**Set exercise**
Wherever the string "počátek" occurs in a line of these records, report that line.

--*--

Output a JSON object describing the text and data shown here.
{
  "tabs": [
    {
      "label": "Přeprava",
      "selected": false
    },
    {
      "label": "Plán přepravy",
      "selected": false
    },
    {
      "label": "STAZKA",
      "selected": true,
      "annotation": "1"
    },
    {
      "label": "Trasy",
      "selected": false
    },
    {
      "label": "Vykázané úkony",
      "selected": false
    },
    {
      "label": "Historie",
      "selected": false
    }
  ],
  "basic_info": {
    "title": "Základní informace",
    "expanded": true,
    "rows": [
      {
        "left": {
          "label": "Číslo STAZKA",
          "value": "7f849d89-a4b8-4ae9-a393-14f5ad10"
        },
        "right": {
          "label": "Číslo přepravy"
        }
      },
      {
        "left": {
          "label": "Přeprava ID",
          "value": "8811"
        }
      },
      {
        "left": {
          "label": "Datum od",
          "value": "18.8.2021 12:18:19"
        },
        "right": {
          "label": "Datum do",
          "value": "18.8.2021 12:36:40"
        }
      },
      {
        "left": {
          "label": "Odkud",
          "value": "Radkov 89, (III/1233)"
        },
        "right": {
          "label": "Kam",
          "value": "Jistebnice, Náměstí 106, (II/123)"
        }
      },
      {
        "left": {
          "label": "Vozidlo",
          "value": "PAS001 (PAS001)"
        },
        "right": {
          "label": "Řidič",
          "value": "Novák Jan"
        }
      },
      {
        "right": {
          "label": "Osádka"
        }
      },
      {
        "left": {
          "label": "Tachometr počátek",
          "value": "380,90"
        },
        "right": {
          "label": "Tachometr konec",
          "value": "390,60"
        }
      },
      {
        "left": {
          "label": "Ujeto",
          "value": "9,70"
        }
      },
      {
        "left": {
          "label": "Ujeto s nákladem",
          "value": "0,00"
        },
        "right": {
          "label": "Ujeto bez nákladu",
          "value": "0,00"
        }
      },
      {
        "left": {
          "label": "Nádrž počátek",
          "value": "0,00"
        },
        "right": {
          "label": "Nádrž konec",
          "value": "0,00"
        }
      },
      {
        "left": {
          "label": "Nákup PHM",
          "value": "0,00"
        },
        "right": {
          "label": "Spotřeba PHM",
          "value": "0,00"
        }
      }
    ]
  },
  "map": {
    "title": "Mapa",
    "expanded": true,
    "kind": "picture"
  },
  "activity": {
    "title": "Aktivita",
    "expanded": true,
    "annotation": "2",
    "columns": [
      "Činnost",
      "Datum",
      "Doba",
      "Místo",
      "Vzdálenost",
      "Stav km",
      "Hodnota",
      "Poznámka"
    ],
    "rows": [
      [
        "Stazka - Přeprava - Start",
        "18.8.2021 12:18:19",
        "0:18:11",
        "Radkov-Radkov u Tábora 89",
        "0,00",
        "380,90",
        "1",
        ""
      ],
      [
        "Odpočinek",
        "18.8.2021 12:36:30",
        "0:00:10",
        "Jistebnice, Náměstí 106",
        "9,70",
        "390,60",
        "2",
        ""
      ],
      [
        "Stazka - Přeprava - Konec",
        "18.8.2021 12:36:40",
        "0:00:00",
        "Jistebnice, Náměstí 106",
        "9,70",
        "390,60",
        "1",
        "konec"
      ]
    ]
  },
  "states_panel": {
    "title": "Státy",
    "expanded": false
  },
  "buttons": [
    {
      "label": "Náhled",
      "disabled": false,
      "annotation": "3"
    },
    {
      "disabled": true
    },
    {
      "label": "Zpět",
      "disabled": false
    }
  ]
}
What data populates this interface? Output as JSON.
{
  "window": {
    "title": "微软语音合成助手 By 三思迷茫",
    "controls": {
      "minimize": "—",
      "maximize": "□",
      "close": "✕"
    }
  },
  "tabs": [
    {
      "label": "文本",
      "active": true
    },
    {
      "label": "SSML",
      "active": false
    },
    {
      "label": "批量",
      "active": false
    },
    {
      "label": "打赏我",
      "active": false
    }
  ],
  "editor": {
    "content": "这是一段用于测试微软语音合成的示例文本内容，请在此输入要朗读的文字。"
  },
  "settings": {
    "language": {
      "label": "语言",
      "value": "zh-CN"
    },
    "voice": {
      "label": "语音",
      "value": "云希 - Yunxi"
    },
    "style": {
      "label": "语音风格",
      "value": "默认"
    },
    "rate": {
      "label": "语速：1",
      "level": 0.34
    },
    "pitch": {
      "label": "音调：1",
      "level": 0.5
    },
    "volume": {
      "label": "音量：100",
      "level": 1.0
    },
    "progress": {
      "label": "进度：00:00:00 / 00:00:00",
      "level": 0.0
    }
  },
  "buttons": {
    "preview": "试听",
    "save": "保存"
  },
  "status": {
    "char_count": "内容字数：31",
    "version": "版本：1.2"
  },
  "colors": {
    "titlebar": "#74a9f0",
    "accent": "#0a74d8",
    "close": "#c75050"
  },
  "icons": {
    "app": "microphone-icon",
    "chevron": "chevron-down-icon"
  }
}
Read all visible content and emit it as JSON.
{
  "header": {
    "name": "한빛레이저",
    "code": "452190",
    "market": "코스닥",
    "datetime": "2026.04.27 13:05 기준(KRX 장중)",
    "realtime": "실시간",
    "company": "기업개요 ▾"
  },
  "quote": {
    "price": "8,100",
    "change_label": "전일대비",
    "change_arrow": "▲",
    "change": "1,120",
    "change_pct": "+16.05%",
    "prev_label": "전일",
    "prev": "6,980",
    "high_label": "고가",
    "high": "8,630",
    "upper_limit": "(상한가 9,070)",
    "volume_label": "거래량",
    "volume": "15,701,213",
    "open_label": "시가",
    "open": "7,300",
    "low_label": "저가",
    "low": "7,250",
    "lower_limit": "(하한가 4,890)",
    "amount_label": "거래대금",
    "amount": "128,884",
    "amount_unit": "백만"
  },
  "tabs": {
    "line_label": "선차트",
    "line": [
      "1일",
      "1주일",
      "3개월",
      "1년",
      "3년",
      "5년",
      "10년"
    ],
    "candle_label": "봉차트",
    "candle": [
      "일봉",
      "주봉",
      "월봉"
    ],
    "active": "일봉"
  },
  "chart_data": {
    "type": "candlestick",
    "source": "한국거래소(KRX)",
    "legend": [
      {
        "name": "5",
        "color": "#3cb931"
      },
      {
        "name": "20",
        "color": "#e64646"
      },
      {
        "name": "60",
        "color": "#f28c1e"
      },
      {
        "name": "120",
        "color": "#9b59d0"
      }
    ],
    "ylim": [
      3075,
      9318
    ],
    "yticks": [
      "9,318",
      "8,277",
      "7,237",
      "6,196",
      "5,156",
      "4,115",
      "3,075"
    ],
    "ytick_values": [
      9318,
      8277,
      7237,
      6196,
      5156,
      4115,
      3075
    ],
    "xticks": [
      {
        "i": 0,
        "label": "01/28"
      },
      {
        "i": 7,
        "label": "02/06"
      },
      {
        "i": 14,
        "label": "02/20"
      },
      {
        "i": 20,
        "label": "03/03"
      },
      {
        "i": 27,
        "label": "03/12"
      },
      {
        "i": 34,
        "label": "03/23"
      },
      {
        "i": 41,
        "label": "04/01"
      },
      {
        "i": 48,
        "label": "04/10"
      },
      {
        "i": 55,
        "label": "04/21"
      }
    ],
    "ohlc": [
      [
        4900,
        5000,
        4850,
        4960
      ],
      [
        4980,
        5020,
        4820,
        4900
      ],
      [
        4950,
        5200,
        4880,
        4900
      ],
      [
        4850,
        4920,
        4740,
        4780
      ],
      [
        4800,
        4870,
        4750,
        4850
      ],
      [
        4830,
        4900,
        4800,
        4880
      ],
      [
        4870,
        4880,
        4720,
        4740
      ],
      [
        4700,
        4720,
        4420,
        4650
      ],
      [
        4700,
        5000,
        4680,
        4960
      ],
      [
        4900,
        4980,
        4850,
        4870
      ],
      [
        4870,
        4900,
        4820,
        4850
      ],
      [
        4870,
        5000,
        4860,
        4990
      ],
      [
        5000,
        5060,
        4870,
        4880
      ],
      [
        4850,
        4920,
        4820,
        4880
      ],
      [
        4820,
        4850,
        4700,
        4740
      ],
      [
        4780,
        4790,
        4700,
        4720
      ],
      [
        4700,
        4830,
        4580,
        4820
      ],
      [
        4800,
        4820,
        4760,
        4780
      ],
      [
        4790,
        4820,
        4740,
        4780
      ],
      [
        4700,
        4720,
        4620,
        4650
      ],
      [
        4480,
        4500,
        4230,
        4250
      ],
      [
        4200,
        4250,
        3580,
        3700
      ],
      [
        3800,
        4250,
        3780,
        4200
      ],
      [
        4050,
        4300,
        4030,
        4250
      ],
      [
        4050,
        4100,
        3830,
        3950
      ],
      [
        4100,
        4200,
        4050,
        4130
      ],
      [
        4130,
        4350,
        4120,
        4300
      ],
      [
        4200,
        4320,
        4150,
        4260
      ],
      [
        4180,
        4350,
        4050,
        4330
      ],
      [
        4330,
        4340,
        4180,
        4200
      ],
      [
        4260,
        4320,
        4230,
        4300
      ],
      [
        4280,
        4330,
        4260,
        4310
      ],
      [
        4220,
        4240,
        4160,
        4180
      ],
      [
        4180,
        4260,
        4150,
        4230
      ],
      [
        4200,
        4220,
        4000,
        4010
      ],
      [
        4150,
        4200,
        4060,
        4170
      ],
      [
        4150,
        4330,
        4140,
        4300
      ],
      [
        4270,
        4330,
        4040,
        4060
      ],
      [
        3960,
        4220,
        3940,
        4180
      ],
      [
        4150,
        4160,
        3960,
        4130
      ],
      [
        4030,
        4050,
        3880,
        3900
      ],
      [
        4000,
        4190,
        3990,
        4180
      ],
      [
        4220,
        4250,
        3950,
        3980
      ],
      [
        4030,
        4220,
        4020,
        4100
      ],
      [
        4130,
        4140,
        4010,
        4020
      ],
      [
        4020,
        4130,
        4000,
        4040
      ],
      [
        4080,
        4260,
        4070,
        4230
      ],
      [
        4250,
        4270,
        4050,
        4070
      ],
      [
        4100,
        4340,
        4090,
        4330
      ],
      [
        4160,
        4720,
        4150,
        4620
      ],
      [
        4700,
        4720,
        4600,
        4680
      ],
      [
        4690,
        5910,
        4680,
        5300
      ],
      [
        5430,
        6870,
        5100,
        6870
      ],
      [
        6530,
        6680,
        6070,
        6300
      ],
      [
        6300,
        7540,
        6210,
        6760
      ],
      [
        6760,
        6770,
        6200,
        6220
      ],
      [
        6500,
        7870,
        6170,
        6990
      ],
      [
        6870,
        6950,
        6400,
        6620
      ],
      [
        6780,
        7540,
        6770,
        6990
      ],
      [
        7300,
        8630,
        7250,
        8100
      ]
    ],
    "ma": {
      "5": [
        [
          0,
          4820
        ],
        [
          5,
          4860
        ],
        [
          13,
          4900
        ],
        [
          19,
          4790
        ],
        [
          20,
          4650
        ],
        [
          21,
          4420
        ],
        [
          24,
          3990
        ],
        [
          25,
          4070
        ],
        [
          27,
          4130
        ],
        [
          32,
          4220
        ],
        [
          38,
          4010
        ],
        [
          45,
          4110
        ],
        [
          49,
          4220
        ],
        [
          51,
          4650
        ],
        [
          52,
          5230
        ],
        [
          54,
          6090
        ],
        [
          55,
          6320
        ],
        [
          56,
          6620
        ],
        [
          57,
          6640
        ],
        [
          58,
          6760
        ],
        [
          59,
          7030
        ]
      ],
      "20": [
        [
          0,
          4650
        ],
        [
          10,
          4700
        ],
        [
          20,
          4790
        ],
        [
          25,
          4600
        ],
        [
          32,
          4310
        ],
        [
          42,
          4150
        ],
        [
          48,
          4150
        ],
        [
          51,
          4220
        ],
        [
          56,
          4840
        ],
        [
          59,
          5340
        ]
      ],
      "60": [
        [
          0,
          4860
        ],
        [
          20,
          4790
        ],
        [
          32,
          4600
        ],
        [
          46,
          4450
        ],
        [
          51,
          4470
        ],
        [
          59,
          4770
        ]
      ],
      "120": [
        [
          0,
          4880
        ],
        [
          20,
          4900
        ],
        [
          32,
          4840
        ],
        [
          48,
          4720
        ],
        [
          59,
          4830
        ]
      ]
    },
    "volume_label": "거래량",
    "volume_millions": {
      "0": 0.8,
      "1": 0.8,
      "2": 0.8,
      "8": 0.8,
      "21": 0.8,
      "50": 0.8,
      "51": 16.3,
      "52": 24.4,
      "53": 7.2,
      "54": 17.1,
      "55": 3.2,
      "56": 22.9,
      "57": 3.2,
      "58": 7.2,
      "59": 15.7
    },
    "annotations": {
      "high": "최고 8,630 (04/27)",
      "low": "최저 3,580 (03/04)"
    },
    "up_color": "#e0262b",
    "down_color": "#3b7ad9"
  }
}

--*--

**Solution to the exercise**
          "label": "Tachometr počátek",
          "label": "Nádrž počátek",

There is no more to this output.